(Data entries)
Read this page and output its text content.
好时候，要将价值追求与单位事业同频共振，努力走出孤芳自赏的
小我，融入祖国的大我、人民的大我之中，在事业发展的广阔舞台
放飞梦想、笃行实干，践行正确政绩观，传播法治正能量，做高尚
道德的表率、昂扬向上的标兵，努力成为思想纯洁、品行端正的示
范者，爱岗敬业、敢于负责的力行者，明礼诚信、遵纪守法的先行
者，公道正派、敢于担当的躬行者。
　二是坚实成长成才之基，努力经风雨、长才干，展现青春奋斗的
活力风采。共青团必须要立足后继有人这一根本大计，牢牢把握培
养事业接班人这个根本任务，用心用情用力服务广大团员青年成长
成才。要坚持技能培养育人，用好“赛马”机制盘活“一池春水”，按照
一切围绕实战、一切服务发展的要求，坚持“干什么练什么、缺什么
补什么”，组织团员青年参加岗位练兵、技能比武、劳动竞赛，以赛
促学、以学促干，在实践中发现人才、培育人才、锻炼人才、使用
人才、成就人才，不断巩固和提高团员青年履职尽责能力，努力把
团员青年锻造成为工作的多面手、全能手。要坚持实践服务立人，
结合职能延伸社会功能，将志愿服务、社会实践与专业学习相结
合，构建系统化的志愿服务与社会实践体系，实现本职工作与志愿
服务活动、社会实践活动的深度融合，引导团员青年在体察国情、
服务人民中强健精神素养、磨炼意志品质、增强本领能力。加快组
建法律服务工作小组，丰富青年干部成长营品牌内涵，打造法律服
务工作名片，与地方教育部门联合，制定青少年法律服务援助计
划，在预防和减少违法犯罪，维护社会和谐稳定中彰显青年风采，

*Written exercise*.
Quote the listing in full, please, keeping every line exact.

*Reply to the exercise*.
Read this page and output its text content.
好时候，要将价值追求与单位事业同频共振，努力走出孤芳自赏的
小我，融入祖国的大我、人民的大我之中，在事业发展的广阔舞台
放飞梦想、笃行实干，践行正确政绩观，传播法治正能量，做高尚
道德的表率、昂扬向上的标兵，努力成为思想纯洁、品行端正的示
范者，爱岗敬业、敢于负责的力行者，明礼诚信、遵纪守法的先行
者，公道正派、敢于担当的躬行者。
　二是坚实成长成才之基，努力经风雨、长才干，展现青春奋斗的
活力风采。共青团必须要立足后继有人这一根本大计，牢牢把握培
养事业接班人这个根本任务，用心用情用力服务广大团员青年成长
成才。要坚持技能培养育人，用好“赛马”机制盘活“一池春水”，按照
一切围绕实战、一切服务发展的要求，坚持“干什么练什么、缺什么
补什么”，组织团员青年参加岗位练兵、技能比武、劳动竞赛，以赛
促学、以学促干，在实践中发现人才、培育人才、锻炼人才、使用
人才、成就人才，不断巩固和提高团员青年履职尽责能力，努力把
团员青年锻造成为工作的多面手、全能手。要坚持实践服务立人，
结合职能延伸社会功能，将志愿服务、社会实践与专业学习相结
合，构建系统化的志愿服务与社会实践体系，实现本职工作与志愿
服务活动、社会实践活动的深度融合，引导团员青年在体察国情、
服务人民中强健精神素养、磨炼意志品质、增强本领能力。加快组
建法律服务工作小组，丰富青年干部成长营品牌内涵，打造法律服
务工作名片，与地方教育部门联合，制定青少年法律服务援助计
划，在预防和减少违法犯罪，维护社会和谐稳定中彰显青年风采，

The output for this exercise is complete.